* Work instructions *
Leave out the pictures and restate the rest of the data exactly.

==*==

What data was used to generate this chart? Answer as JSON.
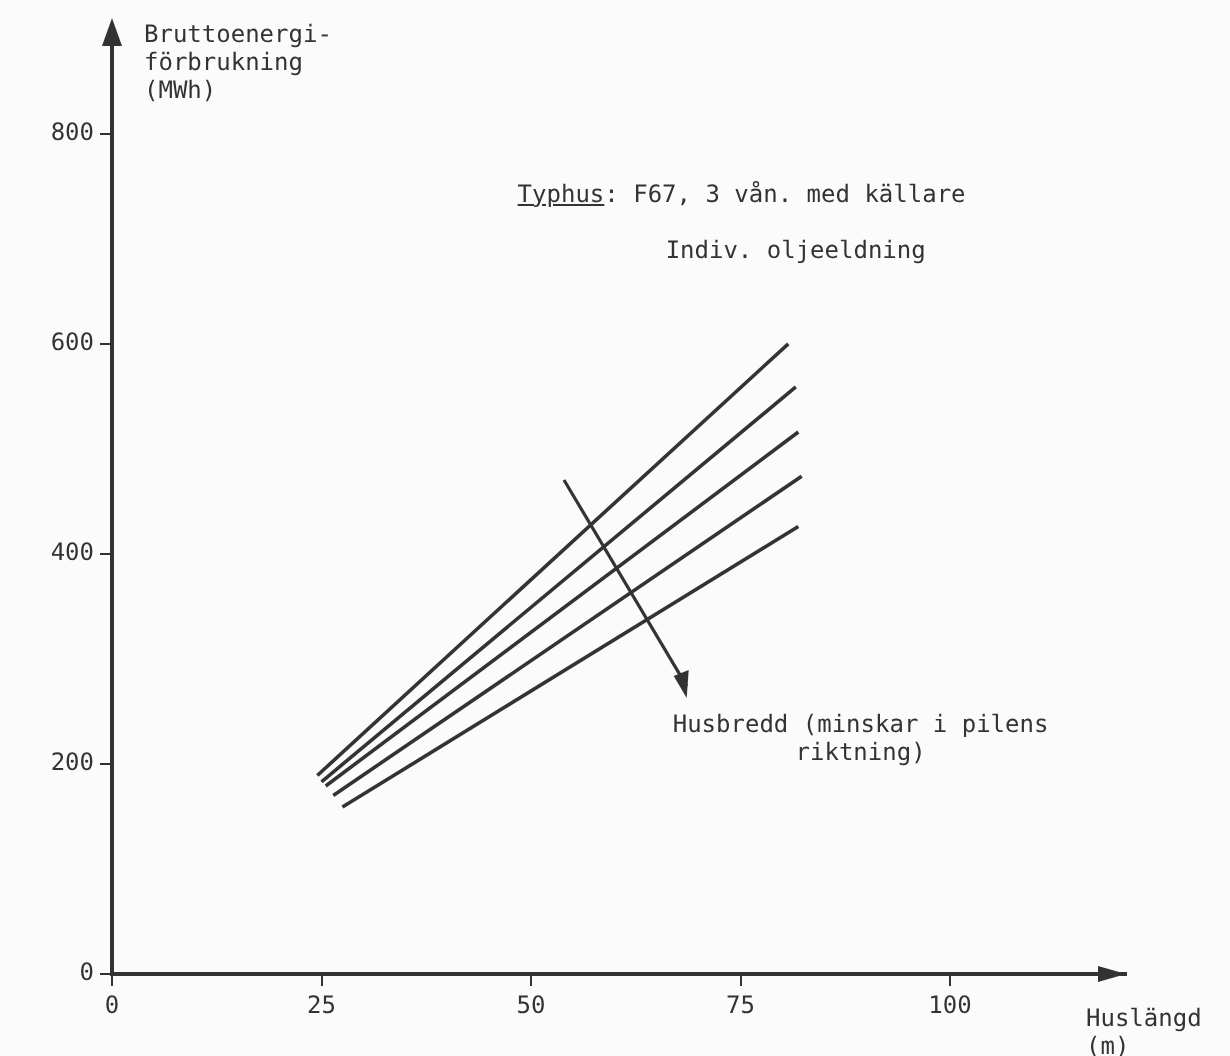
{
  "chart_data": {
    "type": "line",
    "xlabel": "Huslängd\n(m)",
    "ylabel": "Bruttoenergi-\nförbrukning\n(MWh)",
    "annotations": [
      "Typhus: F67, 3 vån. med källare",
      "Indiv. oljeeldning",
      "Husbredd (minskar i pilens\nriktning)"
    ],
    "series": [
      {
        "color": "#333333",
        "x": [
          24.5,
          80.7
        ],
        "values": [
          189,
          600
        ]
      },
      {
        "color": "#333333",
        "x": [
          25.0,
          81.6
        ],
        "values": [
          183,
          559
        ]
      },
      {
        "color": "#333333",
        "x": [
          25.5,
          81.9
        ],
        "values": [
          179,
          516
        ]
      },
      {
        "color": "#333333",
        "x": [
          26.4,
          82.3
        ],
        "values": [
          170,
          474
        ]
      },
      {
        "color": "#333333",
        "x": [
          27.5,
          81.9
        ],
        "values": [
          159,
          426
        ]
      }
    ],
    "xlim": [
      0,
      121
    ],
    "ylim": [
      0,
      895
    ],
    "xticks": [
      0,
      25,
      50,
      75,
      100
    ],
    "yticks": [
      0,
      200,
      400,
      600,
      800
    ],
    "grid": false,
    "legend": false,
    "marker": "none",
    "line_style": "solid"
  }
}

==*==

* Solution to this problem *
What data was used to generate this chart? Answer as JSON.
{
  "chart_data": {
    "type": "line",
    "xlabel": "Huslängd\n(m)",
    "ylabel": "Bruttoenergi-\nförbrukning\n(MWh)",
    "annotations": [
      "Typhus: F67, 3 vån. med källare",
      "Indiv. oljeeldning",
      "Husbredd (minskar i pilens\nriktning)"
    ],
    "series": [
      {
        "color": "#333333",
        "x": [
          24.5,
          80.7
        ],
        "values": [
          189,
          600
        ]
      },
      {
        "color": "#333333",
        "x": [
          25.0,
          81.6
        ],
        "values": [
          183,
          559
        ]
      },
      {
        "color": "#333333",
        "x": [
          25.5,
          81.9
        ],
        "values": [
          179,
          516
        ]
      },
      {
        "color": "#333333",
        "x": [
          26.4,
          82.3
        ],
        "values": [
          170,
          474
        ]
      },
      {
        "color": "#333333",
        "x": [
          27.5,
          81.9
        ],
        "values": [
          159,
          426
        ]
      }
    ],
    "xlim": [
      0,
      121
    ],
    "ylim": [
      0,
      895
    ],
    "xticks": [
      0,
      25,
      50,
      75,
      100
    ],
    "yticks": [
      0,
      200,
      400,
      600,
      800
    ],
    "grid": false,
    "legend": false,
    "marker": "none",
    "line_style": "solid"
  }
}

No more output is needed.